Which lines of the records contain "autres"? Collect every one of them.
--- --- ---
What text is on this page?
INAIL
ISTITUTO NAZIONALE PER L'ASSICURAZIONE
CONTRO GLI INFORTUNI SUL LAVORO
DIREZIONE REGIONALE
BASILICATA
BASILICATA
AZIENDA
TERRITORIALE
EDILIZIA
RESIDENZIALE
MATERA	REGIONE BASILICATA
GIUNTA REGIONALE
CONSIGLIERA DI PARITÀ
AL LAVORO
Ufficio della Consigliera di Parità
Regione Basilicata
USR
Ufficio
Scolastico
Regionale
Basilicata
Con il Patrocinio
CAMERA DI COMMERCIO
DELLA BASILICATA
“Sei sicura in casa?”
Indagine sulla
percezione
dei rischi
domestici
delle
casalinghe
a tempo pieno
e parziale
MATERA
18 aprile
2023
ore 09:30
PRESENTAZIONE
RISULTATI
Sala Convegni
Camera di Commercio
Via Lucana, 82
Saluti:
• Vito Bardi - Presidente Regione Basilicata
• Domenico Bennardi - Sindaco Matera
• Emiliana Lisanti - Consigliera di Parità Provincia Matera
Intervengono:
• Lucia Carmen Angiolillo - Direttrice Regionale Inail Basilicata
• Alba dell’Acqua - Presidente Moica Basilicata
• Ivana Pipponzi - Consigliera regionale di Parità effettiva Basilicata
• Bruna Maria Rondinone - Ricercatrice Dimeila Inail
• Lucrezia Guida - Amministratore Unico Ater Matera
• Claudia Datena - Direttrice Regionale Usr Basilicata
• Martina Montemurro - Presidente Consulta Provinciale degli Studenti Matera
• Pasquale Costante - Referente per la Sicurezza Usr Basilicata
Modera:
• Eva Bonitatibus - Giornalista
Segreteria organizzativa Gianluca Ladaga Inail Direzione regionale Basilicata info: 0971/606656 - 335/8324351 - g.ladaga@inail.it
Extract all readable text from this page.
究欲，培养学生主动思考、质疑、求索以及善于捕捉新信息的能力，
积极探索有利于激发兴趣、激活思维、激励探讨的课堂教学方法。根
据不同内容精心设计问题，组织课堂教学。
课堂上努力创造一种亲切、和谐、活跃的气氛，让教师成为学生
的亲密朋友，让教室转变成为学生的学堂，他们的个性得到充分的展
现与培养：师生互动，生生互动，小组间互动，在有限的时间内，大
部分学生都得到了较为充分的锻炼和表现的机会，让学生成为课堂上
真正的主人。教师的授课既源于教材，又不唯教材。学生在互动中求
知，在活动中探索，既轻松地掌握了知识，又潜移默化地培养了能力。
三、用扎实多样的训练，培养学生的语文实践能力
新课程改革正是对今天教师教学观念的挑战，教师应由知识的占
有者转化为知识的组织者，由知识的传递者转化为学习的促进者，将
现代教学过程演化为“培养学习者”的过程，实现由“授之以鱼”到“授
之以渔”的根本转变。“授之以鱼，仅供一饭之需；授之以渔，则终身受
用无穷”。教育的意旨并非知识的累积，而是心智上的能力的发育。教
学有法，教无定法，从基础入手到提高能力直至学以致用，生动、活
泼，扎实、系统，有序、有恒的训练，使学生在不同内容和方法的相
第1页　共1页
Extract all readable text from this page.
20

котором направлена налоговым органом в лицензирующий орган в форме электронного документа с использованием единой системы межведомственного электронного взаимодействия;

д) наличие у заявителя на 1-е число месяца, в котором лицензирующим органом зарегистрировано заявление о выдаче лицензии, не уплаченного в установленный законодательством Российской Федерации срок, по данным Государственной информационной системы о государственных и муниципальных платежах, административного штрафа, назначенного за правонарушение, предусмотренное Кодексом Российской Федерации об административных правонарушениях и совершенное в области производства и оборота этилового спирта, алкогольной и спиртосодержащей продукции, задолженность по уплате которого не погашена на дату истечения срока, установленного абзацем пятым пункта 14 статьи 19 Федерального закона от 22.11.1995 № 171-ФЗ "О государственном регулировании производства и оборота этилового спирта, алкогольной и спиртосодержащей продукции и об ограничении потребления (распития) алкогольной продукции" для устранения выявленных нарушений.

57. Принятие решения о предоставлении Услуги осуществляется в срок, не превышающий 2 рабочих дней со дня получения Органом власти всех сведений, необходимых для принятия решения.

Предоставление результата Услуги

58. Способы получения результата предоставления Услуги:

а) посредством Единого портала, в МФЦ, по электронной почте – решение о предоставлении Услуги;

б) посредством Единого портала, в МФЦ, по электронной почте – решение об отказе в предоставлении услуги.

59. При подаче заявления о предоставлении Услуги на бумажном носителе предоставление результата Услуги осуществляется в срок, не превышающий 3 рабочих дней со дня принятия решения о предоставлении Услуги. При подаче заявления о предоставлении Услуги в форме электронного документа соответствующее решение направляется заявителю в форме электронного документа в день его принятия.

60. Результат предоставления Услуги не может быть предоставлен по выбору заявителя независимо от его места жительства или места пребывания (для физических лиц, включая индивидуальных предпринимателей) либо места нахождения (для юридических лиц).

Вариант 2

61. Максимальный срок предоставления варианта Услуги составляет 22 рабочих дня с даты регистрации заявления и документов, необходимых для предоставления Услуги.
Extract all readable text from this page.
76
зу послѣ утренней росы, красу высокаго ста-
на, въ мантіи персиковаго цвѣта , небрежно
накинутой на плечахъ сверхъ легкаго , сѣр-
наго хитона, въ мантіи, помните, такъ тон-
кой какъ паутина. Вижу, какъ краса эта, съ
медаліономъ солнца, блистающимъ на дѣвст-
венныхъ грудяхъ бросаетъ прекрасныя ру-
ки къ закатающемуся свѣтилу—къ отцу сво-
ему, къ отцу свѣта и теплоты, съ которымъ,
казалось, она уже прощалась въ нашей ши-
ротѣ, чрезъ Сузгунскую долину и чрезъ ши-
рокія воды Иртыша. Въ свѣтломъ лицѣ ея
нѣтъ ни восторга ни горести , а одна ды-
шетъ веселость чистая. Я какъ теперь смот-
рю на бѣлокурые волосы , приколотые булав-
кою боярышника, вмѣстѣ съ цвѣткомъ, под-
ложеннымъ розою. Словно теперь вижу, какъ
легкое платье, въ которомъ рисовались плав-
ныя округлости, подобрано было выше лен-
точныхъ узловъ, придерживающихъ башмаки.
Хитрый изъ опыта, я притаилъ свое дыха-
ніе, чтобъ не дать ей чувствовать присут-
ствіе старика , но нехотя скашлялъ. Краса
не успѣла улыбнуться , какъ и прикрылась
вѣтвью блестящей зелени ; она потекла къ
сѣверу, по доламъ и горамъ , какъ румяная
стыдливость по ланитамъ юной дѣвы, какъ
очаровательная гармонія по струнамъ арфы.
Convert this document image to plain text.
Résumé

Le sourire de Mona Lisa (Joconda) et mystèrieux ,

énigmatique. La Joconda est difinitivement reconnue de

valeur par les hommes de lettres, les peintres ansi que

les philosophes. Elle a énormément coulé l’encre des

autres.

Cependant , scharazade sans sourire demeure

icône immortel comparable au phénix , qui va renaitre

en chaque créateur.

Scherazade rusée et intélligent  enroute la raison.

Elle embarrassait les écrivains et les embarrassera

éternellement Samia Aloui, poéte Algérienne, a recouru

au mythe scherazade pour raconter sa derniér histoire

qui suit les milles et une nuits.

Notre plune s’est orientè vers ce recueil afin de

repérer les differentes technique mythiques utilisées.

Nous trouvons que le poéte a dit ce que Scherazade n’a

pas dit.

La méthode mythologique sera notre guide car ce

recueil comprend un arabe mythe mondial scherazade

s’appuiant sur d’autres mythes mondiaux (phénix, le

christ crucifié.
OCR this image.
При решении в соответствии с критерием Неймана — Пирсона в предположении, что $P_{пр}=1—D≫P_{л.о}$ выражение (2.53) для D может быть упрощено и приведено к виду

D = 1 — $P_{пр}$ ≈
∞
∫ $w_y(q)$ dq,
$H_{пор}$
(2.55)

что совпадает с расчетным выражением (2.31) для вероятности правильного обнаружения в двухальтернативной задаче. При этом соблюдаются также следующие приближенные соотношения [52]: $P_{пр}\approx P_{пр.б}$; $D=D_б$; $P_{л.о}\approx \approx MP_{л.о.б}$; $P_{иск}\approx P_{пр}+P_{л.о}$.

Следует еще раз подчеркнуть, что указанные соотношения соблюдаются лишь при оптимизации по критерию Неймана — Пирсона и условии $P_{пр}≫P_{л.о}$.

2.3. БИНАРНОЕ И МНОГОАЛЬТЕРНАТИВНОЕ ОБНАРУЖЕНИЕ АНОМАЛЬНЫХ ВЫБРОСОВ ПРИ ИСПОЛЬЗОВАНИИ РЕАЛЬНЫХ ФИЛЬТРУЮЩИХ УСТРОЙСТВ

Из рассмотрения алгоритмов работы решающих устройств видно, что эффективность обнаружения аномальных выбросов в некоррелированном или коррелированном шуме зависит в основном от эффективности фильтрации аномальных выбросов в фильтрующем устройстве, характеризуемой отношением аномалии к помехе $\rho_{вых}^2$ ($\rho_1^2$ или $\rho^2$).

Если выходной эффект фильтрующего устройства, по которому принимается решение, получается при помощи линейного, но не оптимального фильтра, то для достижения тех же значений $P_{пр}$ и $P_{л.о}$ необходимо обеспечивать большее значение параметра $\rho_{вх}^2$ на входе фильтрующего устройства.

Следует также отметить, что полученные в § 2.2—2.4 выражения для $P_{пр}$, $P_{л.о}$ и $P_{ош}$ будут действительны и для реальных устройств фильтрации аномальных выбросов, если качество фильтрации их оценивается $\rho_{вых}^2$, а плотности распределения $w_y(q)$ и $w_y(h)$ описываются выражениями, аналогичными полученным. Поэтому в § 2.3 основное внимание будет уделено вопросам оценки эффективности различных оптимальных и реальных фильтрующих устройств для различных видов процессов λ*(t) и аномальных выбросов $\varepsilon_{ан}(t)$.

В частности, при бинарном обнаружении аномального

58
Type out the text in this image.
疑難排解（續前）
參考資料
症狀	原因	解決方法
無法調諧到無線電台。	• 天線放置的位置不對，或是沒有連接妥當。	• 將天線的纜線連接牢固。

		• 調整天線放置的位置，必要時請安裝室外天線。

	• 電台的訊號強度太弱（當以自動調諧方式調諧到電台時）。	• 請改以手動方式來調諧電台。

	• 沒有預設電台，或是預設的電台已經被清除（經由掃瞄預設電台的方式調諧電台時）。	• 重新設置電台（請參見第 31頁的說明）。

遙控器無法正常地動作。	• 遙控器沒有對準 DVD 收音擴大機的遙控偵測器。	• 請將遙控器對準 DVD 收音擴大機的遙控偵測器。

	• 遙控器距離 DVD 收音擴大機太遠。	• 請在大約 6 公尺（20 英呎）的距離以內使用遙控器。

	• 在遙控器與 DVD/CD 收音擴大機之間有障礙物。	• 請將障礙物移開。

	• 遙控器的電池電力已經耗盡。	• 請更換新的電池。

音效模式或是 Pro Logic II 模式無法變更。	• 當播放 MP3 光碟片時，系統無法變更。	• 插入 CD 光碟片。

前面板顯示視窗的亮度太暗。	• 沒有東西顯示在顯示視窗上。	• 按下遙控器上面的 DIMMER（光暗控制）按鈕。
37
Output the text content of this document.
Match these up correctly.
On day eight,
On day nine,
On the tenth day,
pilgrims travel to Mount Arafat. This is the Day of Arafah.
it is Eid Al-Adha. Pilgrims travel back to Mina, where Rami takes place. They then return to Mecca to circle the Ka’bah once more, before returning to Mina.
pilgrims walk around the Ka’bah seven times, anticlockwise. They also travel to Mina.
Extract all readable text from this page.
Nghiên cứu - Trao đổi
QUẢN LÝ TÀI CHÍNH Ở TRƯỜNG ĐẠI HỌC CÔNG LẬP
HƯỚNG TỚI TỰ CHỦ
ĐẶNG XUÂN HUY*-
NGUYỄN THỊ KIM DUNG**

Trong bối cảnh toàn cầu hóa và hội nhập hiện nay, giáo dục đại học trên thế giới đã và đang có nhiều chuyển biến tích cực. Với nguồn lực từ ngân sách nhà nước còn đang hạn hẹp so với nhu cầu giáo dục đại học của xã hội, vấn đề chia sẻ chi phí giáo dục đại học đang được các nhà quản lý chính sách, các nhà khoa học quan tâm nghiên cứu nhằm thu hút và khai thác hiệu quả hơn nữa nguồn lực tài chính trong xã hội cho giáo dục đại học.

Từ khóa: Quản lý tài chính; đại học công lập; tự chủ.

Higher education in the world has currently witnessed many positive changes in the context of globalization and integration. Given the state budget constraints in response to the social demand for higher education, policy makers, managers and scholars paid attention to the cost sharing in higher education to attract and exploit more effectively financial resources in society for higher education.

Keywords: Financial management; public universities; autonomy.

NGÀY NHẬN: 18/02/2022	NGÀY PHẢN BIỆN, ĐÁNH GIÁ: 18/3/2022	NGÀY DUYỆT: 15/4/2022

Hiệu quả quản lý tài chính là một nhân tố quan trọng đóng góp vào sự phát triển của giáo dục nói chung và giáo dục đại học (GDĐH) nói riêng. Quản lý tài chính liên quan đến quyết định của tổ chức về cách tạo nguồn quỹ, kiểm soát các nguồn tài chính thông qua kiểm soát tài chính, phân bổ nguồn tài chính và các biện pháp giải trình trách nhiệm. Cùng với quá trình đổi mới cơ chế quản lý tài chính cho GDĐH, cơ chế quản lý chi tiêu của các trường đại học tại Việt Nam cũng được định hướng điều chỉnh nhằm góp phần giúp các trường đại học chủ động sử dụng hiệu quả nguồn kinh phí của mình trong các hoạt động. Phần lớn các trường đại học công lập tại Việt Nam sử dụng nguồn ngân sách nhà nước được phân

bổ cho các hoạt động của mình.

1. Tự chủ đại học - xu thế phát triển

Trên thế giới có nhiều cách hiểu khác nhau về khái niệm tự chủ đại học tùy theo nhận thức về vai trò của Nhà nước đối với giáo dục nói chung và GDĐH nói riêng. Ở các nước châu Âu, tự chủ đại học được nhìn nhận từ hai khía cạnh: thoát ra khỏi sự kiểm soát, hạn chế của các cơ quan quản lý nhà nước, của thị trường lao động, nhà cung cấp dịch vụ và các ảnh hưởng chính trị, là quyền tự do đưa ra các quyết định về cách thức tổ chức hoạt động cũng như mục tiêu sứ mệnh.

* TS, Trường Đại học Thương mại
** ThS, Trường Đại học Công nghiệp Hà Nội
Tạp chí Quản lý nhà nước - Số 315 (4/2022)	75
--- --- ---
## ANSWER TO THIS PROBLEM
autres.
s’appuiant sur d’autres mythes mondiaux (phénix, le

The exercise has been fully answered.